-- start of RECORDS PROVIDED --

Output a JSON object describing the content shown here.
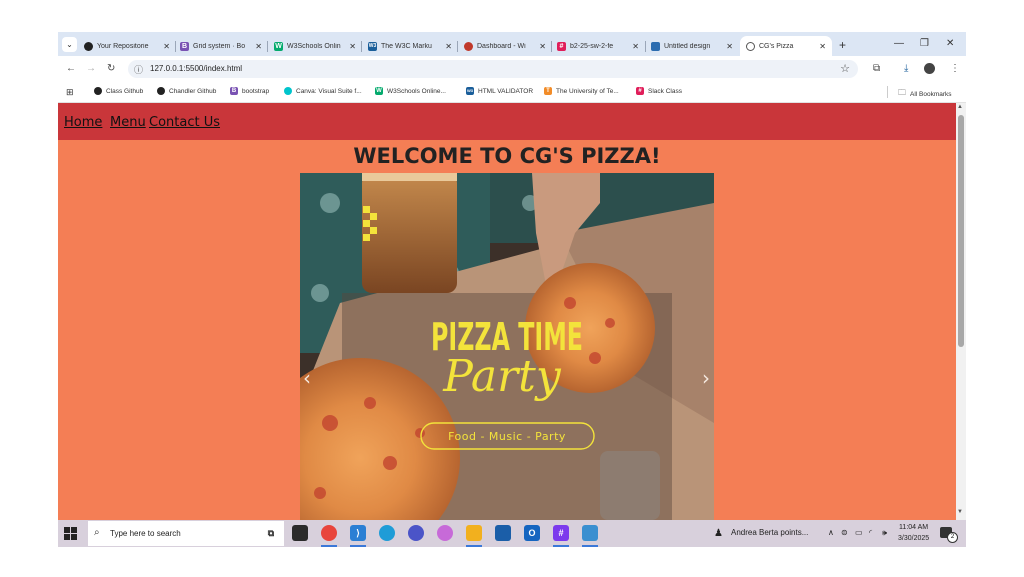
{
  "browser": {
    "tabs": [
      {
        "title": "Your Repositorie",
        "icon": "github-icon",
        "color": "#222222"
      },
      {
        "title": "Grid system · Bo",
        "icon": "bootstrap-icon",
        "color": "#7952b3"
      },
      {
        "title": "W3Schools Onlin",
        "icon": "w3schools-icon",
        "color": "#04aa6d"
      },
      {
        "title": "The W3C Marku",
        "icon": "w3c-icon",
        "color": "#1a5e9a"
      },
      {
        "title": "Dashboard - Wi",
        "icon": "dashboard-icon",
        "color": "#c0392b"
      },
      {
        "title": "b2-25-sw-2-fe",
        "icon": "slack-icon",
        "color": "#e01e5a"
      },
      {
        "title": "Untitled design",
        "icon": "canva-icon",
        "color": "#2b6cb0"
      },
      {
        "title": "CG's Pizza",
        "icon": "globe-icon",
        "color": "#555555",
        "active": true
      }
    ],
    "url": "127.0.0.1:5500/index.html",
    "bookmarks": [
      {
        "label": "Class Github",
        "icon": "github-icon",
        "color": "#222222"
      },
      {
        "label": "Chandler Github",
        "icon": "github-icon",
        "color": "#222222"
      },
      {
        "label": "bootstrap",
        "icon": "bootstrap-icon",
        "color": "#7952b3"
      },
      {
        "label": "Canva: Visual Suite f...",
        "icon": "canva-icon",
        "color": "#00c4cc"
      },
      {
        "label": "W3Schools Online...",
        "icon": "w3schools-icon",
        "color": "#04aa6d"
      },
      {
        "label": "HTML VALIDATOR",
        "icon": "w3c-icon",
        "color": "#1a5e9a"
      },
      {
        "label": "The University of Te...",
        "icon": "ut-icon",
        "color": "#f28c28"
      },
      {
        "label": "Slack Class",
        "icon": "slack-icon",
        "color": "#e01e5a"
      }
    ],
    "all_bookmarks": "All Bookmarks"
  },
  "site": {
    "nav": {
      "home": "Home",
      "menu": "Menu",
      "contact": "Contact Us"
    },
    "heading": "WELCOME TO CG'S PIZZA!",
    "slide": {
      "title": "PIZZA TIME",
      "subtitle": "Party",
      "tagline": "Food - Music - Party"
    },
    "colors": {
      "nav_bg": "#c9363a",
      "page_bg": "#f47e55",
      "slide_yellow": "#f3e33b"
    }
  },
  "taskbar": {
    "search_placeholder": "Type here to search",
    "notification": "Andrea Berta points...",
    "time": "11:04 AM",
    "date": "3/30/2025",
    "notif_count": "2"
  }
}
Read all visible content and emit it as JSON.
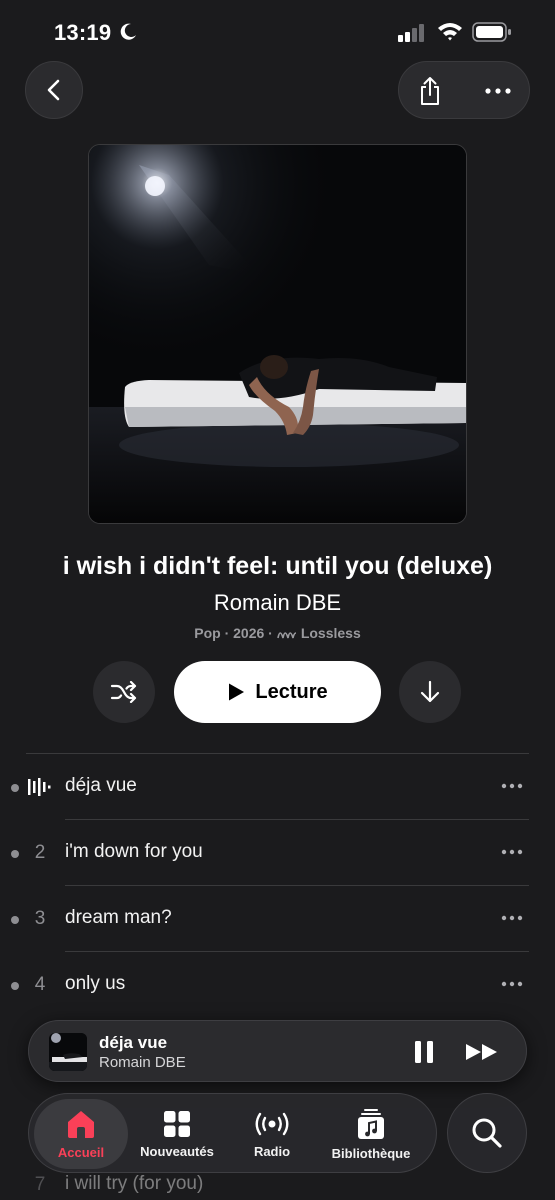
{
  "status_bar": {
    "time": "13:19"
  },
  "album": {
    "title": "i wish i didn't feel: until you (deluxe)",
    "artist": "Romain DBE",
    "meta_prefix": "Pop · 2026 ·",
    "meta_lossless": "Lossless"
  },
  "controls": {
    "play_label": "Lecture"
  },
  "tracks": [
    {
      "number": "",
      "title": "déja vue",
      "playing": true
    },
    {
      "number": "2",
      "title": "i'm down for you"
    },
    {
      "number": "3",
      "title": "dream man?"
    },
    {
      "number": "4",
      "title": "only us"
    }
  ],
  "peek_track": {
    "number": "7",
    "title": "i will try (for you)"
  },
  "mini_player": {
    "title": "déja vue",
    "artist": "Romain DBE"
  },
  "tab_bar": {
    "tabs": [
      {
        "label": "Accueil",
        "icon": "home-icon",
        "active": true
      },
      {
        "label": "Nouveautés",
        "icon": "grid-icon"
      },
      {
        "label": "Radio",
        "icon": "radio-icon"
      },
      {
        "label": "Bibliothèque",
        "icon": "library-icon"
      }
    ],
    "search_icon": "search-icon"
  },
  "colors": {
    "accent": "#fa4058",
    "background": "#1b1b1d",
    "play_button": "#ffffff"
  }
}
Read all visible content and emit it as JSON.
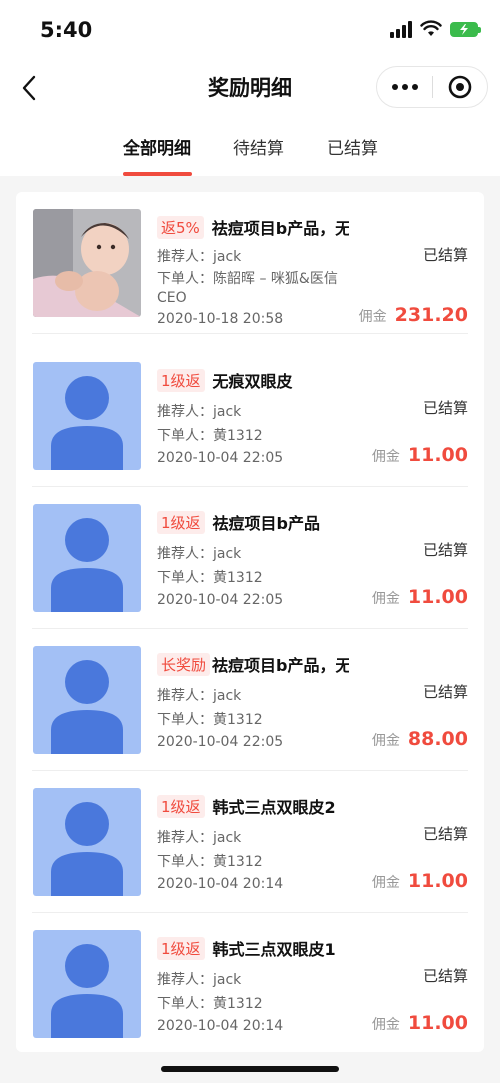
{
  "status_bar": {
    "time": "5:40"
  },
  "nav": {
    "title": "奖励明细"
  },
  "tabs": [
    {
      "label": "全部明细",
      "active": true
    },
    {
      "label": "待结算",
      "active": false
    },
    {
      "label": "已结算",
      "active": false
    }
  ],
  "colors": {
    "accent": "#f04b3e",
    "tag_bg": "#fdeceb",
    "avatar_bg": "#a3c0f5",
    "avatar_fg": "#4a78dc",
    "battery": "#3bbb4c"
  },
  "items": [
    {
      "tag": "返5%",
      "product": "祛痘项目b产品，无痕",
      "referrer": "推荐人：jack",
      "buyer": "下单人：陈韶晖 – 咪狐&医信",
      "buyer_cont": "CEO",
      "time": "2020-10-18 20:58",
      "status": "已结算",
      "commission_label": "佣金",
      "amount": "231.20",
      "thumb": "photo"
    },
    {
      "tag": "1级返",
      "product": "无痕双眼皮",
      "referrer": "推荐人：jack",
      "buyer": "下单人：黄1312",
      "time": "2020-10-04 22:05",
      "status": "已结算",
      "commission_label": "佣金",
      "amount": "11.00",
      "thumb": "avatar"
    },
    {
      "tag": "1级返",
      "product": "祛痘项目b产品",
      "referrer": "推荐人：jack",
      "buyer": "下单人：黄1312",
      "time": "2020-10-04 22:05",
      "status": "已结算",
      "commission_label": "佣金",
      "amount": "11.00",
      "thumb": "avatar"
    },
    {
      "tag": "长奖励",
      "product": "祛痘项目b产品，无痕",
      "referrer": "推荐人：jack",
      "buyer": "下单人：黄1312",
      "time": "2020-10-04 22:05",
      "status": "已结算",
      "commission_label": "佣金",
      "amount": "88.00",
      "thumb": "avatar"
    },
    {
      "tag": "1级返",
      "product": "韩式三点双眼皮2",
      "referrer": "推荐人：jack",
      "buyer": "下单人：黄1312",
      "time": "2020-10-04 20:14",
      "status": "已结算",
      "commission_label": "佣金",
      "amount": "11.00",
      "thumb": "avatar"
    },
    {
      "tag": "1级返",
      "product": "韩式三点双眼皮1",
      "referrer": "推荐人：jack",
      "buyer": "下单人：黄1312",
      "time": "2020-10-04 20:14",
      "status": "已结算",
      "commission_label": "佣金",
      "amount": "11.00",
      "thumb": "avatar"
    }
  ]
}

-- end of RECORDS PROVIDED --
-- start of RECORDS PROVIDED --

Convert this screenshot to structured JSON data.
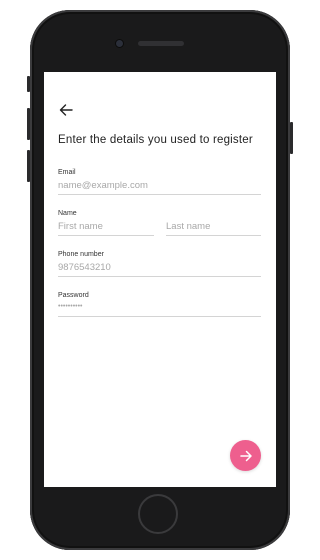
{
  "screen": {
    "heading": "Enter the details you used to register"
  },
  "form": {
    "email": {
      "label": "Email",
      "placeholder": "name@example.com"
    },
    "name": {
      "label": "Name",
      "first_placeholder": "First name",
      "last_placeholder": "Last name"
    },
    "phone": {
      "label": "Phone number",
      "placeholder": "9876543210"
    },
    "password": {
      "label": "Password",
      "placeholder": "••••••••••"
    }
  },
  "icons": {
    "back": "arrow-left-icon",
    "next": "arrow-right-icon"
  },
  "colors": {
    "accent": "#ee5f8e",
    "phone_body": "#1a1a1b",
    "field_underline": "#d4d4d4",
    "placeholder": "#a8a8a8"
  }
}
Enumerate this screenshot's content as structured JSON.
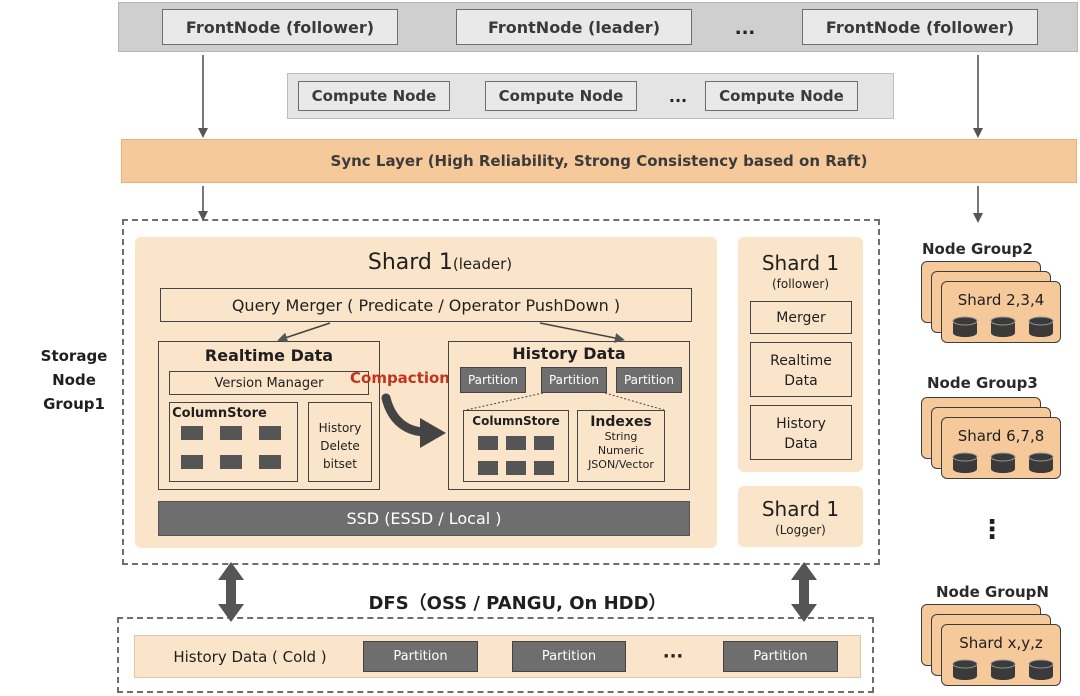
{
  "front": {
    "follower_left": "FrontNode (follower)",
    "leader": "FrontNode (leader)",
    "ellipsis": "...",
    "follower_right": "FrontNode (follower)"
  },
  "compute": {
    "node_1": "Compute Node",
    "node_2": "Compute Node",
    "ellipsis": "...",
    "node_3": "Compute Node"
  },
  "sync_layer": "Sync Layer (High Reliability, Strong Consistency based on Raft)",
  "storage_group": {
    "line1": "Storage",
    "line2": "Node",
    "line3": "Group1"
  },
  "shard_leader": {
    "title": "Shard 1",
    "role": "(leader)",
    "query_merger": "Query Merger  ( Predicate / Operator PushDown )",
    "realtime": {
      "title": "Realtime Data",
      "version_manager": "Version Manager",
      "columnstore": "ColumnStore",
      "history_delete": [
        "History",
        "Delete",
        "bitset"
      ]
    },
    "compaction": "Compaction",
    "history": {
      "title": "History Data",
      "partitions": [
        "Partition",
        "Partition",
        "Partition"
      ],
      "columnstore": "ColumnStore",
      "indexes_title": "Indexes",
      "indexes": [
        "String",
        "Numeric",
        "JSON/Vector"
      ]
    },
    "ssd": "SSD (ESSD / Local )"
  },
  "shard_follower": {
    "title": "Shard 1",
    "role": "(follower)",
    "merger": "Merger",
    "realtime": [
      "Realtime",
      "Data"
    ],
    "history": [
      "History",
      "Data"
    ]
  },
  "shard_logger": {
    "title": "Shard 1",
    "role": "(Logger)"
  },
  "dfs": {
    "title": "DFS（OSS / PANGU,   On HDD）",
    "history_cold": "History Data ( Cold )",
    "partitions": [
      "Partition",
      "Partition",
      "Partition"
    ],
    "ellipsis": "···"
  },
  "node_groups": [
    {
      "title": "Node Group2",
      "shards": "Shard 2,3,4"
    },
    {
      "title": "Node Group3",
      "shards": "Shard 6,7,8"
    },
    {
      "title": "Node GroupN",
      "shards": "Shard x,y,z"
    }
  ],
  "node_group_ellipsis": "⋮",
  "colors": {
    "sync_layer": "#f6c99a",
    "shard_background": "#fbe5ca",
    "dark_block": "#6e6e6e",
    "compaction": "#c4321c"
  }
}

-- end of RECORDS PROVIDED --

= WHAT YOU SHOULD DO =
Return each line that includes "artist".

= OUTPUT BELOW =
    "artist": "Romain DBE",
    "artist": "Romain DBE"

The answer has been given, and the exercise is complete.